▸ Data
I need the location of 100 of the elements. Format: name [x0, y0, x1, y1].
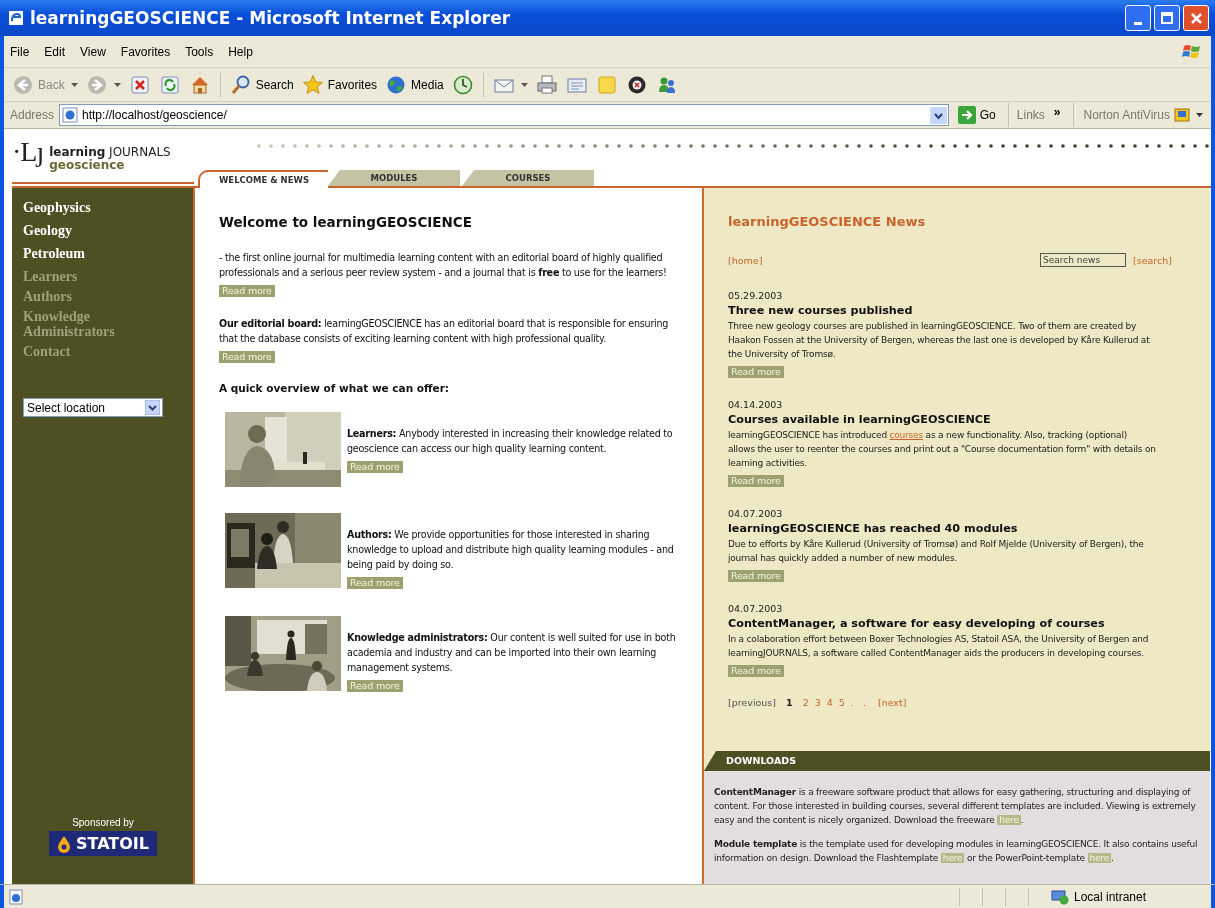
- news-title: learningGEOSCIENCE has reached 40 modules: [728, 521, 1019, 537]
- news-heading: learningGEOSCIENCE News: [728, 214, 927, 229]
- inline-link[interactable]: courses: [889, 430, 923, 440]
- printer-icon: [535, 73, 558, 96]
- location-select[interactable]: Select location: [23, 398, 163, 417]
- address-label: Address: [10, 108, 55, 122]
- sponsor-name: STATOIL: [76, 834, 149, 853]
- toolbar-button[interactable]: Favorites: [299, 70, 380, 99]
- toolbar-button[interactable]: Back: [10, 70, 80, 99]
- overview-heading: A quick overview of what we can offer:: [219, 382, 451, 394]
- offer-text: Authors: We provide opportunities for those interested in sharing knowledge to upload and distribute high quality learning modules - and being paid by doing so.: [347, 528, 675, 572]
- url-text: http://localhost/geoscience/: [82, 108, 227, 122]
- logo-mark: ·Lȷ: [12, 138, 44, 166]
- drop-icon: [57, 834, 71, 853]
- news-text: Due to efforts by Kåre Kullerud (University of Tromsø) and Rolf Mjelde (University of Bergen), the journal has quickly added a number of new modules.: [728, 538, 1145, 565]
- read-more-link[interactable]: Read more: [728, 366, 784, 378]
- page-icon: [62, 107, 79, 123]
- shield-icon: [1174, 107, 1190, 123]
- read-more-link[interactable]: Read more: [347, 461, 403, 473]
- page-link[interactable]: 4: [826, 697, 833, 708]
- news-title: Three new courses published: [728, 303, 914, 319]
- caret-icon: [520, 82, 528, 87]
- menu-item[interactable]: Edit: [44, 44, 66, 59]
- toolbar-button[interactable]: Media: [383, 70, 446, 99]
- intro-text: Our editorial board: learningGEOSCIENCE has an editorial board that is responsible for ensuring that the database consists of exciting learning content with high professional quality.: [219, 317, 670, 346]
- news-title: ContentManager, a software for easy developing of courses: [728, 616, 1106, 632]
- page-link[interactable]: 2: [802, 697, 809, 708]
- download-link[interactable]: here: [1087, 853, 1111, 863]
- sidebar-link[interactable]: Geophysics: [23, 200, 133, 215]
- intro-text: - the first online journal for multimedia learning content with an editorial board of highly qualified professionals and a serious peer review system - and a journal that is free to use for the learners!: [219, 251, 668, 280]
- news-text: learningGEOSCIENCE has introduced courses as a new functionality. Also, tracking (optional) allows the user to reenter the courses and print out a "Course documentation form" with details on learning activities.: [728, 429, 1157, 470]
- news-date: 04.07.2003: [728, 602, 784, 616]
- sidebar-link[interactable]: Geology: [23, 223, 133, 238]
- menu-item[interactable]: Favorites: [120, 44, 171, 59]
- refresh-icon: [158, 73, 181, 96]
- offer-text: Learners: Anybody interested in increasing their knowledge related to geoscience can access our high quality learning content.: [347, 427, 674, 456]
- close-button[interactable]: [1183, 5, 1209, 31]
- section-header: DOWNLOADS: [704, 751, 1210, 771]
- page-link[interactable]: 5: [838, 697, 845, 708]
- tab[interactable]: COURSES: [462, 170, 594, 186]
- read-more-link[interactable]: Read more: [728, 570, 784, 582]
- search-link[interactable]: [search]: [1133, 254, 1172, 266]
- search-field[interactable]: Search news: [1040, 253, 1126, 267]
- tab[interactable]: WELCOME & NEWS: [198, 170, 328, 188]
- sponsor-caption: Sponsored by: [72, 817, 134, 828]
- menu-item[interactable]: Tools: [185, 44, 214, 59]
- page-icon: [8, 888, 24, 905]
- caret-icon: [70, 82, 78, 87]
- read-more-link[interactable]: Read more: [219, 285, 275, 297]
- download-link[interactable]: here: [940, 853, 965, 863]
- read-more-link[interactable]: Read more: [219, 351, 275, 363]
- sidebar-link[interactable]: Learners: [23, 269, 133, 284]
- network-icon: [1051, 888, 1069, 905]
- browser-icon: [8, 10, 24, 26]
- previous-link[interactable]: [previous]: [728, 697, 777, 708]
- home-link[interactable]: [home]: [728, 254, 763, 266]
- page-link[interactable]: 3: [814, 697, 821, 708]
- search-icon: [229, 73, 252, 96]
- norton-button[interactable]: Norton AntiVirus: [1081, 107, 1205, 123]
- welcome-heading: Welcome to learningGEOSCIENCE: [219, 214, 473, 230]
- sidebar-link[interactable]: Authors: [23, 289, 133, 304]
- address-field[interactable]: http://localhost/geoscience/: [59, 104, 949, 126]
- logo-subtitle: geoscience: [49, 159, 125, 172]
- read-more-link[interactable]: Read more: [728, 665, 784, 677]
- downloads-text: Module template is the template used for developing modules in learningGEOSCIENCE. It also contains useful information on design. Download the Flashtemplate here or the PowerPoint-template here .: [714, 838, 1199, 865]
- dropdown-arrow-icon: [145, 400, 160, 415]
- news-text: Three new geology courses are published in learningGEOSCIENCE. Two of them are created by Haakon Fossen at the University of Bergen, whereas the last one is developed by Kåre Kullerud at the University of Tromsø.: [728, 320, 1151, 361]
- stop-icon: [128, 73, 151, 96]
- note-icon: [595, 73, 618, 96]
- menu-item[interactable]: View: [80, 44, 106, 59]
- download-link[interactable]: here: [997, 815, 1021, 825]
- page-link[interactable]: 1: [786, 697, 793, 708]
- sidebar-link[interactable]: Knowledge Administrators: [23, 309, 133, 339]
- menu-item[interactable]: Help: [228, 44, 253, 59]
- toolbar-button[interactable]: Search: [227, 70, 296, 99]
- window-title: learningGEOSCIENCE - Microsoft Internet Explorer: [30, 8, 512, 28]
- next-link[interactable]: [next]: [877, 697, 907, 708]
- read-more-link[interactable]: Read more: [728, 475, 784, 487]
- zone-label: Local intranet: [1074, 889, 1147, 904]
- read-more-link[interactable]: Read more: [347, 577, 403, 589]
- offer-text: Knowledge administrators: Our content is well suited for use in both academia and industry and can be imported into their own learning management systems.: [347, 631, 677, 675]
- ellipsis-text: . .: [850, 697, 866, 708]
- arrow-icon: [957, 106, 976, 124]
- sidebar-link[interactable]: Contact: [23, 344, 133, 359]
- news-title: Courses available in learningGEOSCIENCE: [728, 412, 992, 428]
- caret-icon: [113, 82, 121, 87]
- downloads-text: ContentManager is a freeware software product that allows for easy gathering, structuring and displaying of content. For those interested in building courses, several different templates are included. Viewing is extremely easy and the content is nicely organized. Download the freeware here .: [714, 786, 1197, 827]
- minimize-button[interactable]: [1125, 5, 1151, 31]
- news-date: 04.14.2003: [728, 398, 784, 412]
- star-icon: [301, 73, 324, 96]
- go-button[interactable]: Go: [953, 106, 1000, 124]
- read-more-link[interactable]: Read more: [347, 680, 403, 692]
- logo-title: learning JOURNALS: [49, 145, 171, 159]
- news-text: In a colaboration effort between Boxer Technologies AS, Statoil ASA, the University of Bergen and learningJOURNALS, a software called ContentManager aids the producers in developing courses.: [728, 633, 1150, 660]
- more-button[interactable]: »: [1049, 105, 1065, 119]
- history-icon: [451, 73, 474, 96]
- maximize-button[interactable]: [1154, 5, 1180, 31]
- sidebar-link[interactable]: Petroleum: [23, 246, 133, 261]
- menu-item[interactable]: File: [10, 44, 30, 59]
- tab[interactable]: MODULES: [328, 170, 460, 186]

▸ Task instructions
In the entries above, count each line containing the word "allows" and reply with only the count.

▸ Output for this task
2